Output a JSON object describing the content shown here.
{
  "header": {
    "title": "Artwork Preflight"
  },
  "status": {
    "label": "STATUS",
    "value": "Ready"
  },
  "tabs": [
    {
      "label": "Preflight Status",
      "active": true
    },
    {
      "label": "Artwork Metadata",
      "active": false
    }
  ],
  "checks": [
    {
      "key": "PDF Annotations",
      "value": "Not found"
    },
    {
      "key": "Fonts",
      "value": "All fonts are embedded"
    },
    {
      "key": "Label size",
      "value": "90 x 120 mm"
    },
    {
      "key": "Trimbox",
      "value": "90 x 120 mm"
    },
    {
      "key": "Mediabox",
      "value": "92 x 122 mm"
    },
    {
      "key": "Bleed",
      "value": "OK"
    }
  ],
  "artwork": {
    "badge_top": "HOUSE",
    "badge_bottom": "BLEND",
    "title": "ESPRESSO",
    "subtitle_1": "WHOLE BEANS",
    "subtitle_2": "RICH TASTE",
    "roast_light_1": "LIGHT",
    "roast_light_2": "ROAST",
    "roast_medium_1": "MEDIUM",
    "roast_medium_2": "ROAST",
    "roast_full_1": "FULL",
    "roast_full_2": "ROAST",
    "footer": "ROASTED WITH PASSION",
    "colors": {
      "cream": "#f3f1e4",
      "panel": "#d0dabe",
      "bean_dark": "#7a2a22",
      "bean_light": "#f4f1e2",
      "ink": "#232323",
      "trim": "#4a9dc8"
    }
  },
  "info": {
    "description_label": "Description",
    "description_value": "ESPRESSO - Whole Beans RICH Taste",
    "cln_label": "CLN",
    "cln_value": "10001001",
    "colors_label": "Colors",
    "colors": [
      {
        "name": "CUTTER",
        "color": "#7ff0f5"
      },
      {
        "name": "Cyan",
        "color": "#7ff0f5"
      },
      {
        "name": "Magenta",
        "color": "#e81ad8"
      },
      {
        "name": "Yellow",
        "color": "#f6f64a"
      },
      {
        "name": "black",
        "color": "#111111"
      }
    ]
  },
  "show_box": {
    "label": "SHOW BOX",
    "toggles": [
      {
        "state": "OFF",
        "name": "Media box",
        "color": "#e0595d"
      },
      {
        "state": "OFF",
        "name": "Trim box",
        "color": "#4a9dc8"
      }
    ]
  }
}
————————
Given exercise »
Write out all the lines again, exactly as they are.

Solution for this task »
Output a JSON object describing the content shown here.
{
  "header": {
    "title": "Artwork Preflight"
  },
  "status": {
    "label": "STATUS",
    "value": "Ready"
  },
  "tabs": [
    {
      "label": "Preflight Status",
      "active": true
    },
    {
      "label": "Artwork Metadata",
      "active": false
    }
  ],
  "checks": [
    {
      "key": "PDF Annotations",
      "value": "Not found"
    },
    {
      "key": "Fonts",
      "value": "All fonts are embedded"
    },
    {
      "key": "Label size",
      "value": "90 x 120 mm"
    },
    {
      "key": "Trimbox",
      "value": "90 x 120 mm"
    },
    {
      "key": "Mediabox",
      "value": "92 x 122 mm"
    },
    {
      "key": "Bleed",
      "value": "OK"
    }
  ],
  "artwork": {
    "badge_top": "HOUSE",
    "badge_bottom": "BLEND",
    "title": "ESPRESSO",
    "subtitle_1": "WHOLE BEANS",
    "subtitle_2": "RICH TASTE",
    "roast_light_1": "LIGHT",
    "roast_light_2": "ROAST",
    "roast_medium_1": "MEDIUM",
    "roast_medium_2": "ROAST",
    "roast_full_1": "FULL",
    "roast_full_2": "ROAST",
    "footer": "ROASTED WITH PASSION",
    "colors": {
      "cream": "#f3f1e4",
      "panel": "#d0dabe",
      "bean_dark": "#7a2a22",
      "bean_light": "#f4f1e2",
      "ink": "#232323",
      "trim": "#4a9dc8"
    }
  },
  "info": {
    "description_label": "Description",
    "description_value": "ESPRESSO - Whole Beans RICH Taste",
    "cln_label": "CLN",
    "cln_value": "10001001",
    "colors_label": "Colors",
    "colors": [
      {
        "name": "CUTTER",
        "color": "#7ff0f5"
      },
      {
        "name": "Cyan",
        "color": "#7ff0f5"
      },
      {
        "name": "Magenta",
        "color": "#e81ad8"
      },
      {
        "name": "Yellow",
        "color": "#f6f64a"
      },
      {
        "name": "black",
        "color": "#111111"
      }
    ]
  },
  "show_box": {
    "label": "SHOW BOX",
    "toggles": [
      {
        "state": "OFF",
        "name": "Media box",
        "color": "#e0595d"
      },
      {
        "state": "OFF",
        "name": "Trim box",
        "color": "#4a9dc8"
      }
    ]
  }
}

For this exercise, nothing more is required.